Material for this exercise:
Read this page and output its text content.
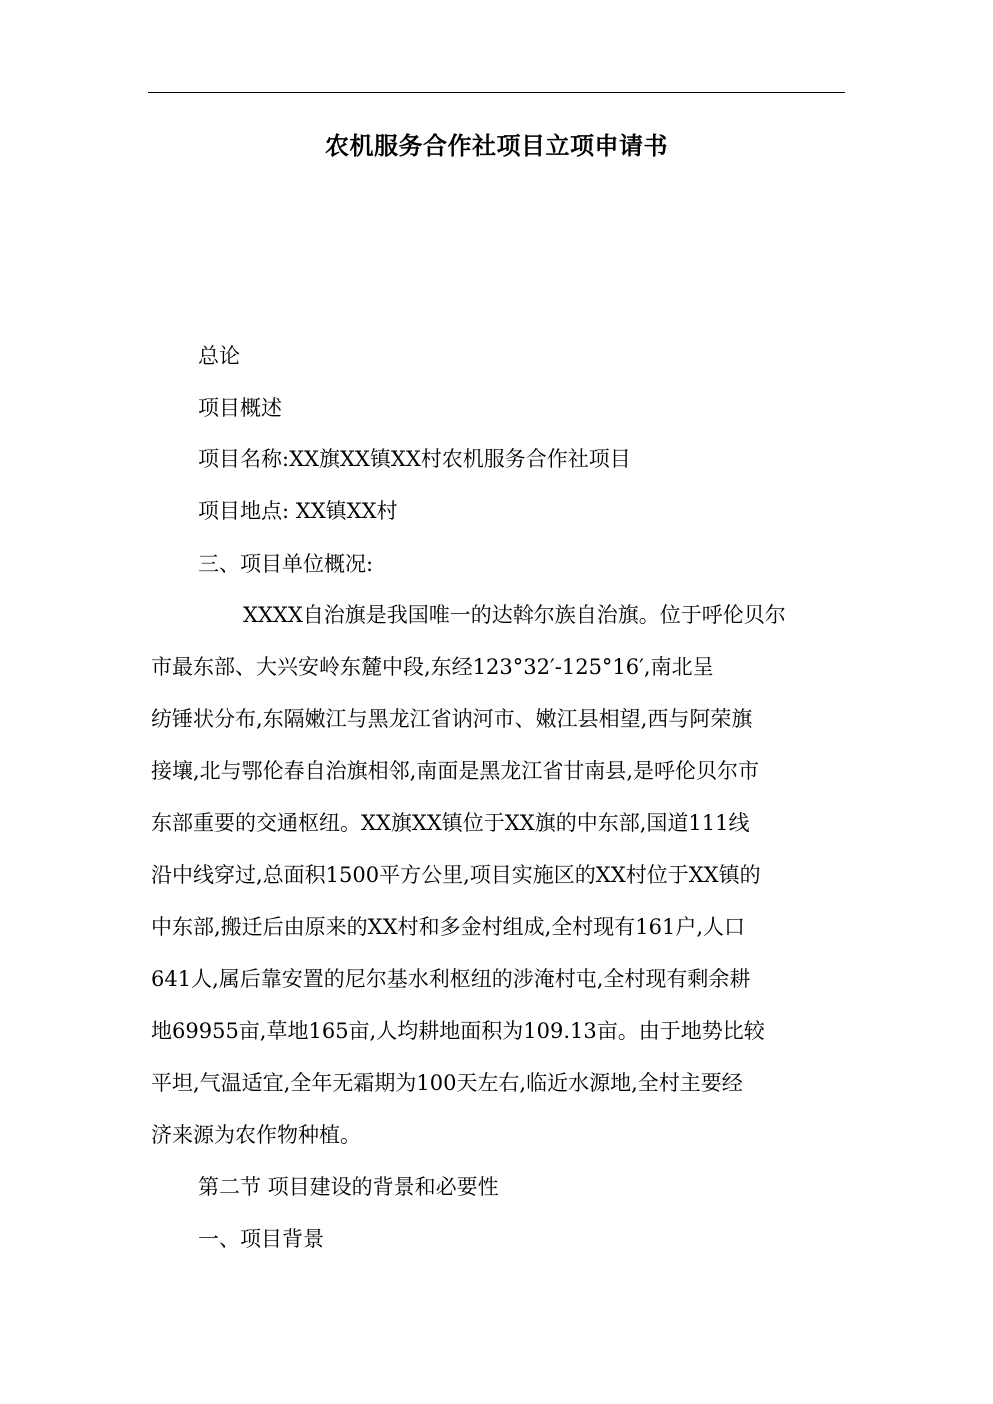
农机服务合作社项目立项申请书
总论
项目概述
项目名称:XX旗XX镇XX村农机服务合作社项目
项目地点: XX镇XX村
三、项目单位概况:
XXXX自治旗是我国唯一的达斡尔族自治旗。位于呼伦贝尔
市最东部、大兴安岭东麓中段,东经123°32′-125°16′,南北呈
纺锤状分布,东隔嫩江与黑龙江省讷河市、嫩江县相望,西与阿荣旗
接壤,北与鄂伦春自治旗相邻,南面是黑龙江省甘南县,是呼伦贝尔市
东部重要的交通枢纽。XX旗XX镇位于XX旗的中东部,国道111线
沿中线穿过,总面积1500平方公里,项目实施区的XX村位于XX镇的
中东部,搬迁后由原来的XX村和多金村组成,全村现有161户,人口
641人,属后靠安置的尼尔基水利枢纽的涉淹村屯,全村现有剩余耕
地69955亩,草地165亩,人均耕地面积为109.13亩。由于地势比较
平坦,气温适宜,全年无霜期为100天左右,临近水源地,全村主要经
济来源为农作物种植。
第二节 项目建设的背景和必要性
一、项目背景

Work to complete:
Images must not appear in the copy; reproduce everything else in the records verbatim.

Result of this exercise:
Read this page and output its text content.
农机服务合作社项目立项申请书
总论
项目概述
项目名称:XX旗XX镇XX村农机服务合作社项目
项目地点: XX镇XX村
三、项目单位概况:
XXXX自治旗是我国唯一的达斡尔族自治旗。位于呼伦贝尔
市最东部、大兴安岭东麓中段,东经123°32′-125°16′,南北呈
纺锤状分布,东隔嫩江与黑龙江省讷河市、嫩江县相望,西与阿荣旗
接壤,北与鄂伦春自治旗相邻,南面是黑龙江省甘南县,是呼伦贝尔市
东部重要的交通枢纽。XX旗XX镇位于XX旗的中东部,国道111线
沿中线穿过,总面积1500平方公里,项目实施区的XX村位于XX镇的
中东部,搬迁后由原来的XX村和多金村组成,全村现有161户,人口
641人,属后靠安置的尼尔基水利枢纽的涉淹村屯,全村现有剩余耕
地69955亩,草地165亩,人均耕地面积为109.13亩。由于地势比较
平坦,气温适宜,全年无霜期为100天左右,临近水源地,全村主要经
济来源为农作物种植。
第二节 项目建设的背景和必要性
一、项目背景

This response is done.